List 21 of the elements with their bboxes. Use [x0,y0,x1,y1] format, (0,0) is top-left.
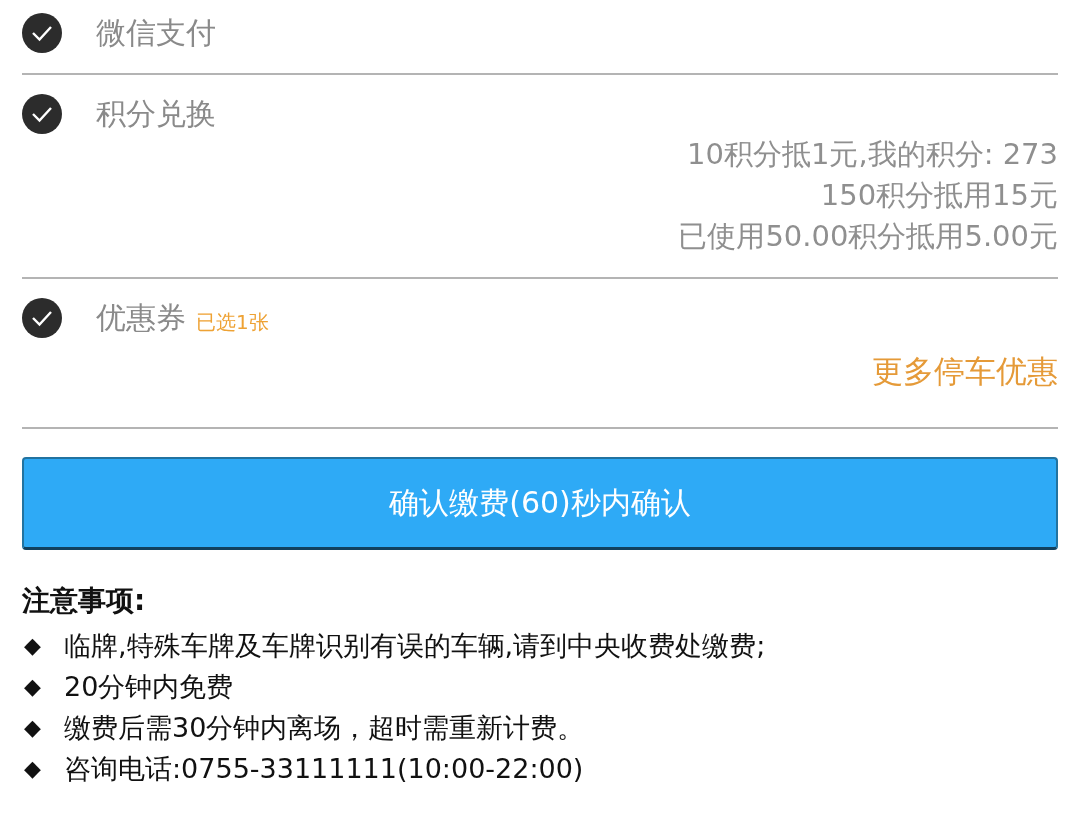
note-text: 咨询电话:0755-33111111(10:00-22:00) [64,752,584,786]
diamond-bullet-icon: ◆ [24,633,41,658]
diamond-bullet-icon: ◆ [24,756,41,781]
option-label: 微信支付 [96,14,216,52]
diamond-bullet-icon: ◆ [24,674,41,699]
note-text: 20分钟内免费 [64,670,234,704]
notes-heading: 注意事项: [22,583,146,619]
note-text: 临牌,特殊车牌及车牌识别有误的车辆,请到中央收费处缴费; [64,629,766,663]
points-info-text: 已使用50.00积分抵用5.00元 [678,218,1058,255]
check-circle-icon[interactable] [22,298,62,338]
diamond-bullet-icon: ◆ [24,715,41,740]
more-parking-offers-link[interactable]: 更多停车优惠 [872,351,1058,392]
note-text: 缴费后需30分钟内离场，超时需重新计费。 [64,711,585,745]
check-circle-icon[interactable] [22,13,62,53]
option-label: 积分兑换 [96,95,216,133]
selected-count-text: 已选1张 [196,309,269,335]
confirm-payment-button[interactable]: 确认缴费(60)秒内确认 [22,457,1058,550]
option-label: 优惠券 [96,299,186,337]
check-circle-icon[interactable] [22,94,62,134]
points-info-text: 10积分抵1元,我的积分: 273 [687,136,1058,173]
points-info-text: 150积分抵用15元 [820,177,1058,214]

...

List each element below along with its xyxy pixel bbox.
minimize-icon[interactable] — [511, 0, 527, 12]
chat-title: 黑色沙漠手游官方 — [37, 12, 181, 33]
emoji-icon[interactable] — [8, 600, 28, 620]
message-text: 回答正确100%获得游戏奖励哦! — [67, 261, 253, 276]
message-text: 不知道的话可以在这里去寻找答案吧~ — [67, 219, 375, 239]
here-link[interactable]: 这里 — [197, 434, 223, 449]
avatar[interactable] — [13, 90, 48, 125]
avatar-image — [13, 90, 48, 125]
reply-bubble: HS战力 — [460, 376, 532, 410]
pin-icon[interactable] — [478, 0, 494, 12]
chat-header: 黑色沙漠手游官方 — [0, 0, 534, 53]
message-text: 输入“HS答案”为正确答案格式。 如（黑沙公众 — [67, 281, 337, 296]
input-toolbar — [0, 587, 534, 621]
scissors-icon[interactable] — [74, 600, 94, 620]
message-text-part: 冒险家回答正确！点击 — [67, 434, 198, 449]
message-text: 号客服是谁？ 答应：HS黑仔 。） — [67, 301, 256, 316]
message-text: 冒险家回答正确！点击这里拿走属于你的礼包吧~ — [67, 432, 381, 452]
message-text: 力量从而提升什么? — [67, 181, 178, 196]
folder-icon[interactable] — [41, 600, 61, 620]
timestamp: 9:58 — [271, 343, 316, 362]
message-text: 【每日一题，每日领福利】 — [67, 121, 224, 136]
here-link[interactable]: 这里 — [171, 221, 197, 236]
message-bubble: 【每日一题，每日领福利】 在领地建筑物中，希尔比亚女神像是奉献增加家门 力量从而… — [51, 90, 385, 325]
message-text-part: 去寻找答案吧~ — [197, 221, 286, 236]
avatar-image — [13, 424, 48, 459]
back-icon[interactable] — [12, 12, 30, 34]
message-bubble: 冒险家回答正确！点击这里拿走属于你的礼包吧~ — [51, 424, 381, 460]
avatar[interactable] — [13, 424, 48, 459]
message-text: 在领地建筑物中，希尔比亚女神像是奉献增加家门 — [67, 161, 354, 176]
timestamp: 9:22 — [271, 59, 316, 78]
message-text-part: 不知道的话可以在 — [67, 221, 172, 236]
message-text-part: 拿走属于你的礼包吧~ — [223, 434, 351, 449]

Problem requirements
From the data above, copy every line containing the string "chat". Matching is case-sensitive.

Full answer
chat-title: 黑色沙漠手游官方 — [37, 12, 181, 33]
chat-header: 黑色沙漠手游官方 — [0, 0, 534, 53]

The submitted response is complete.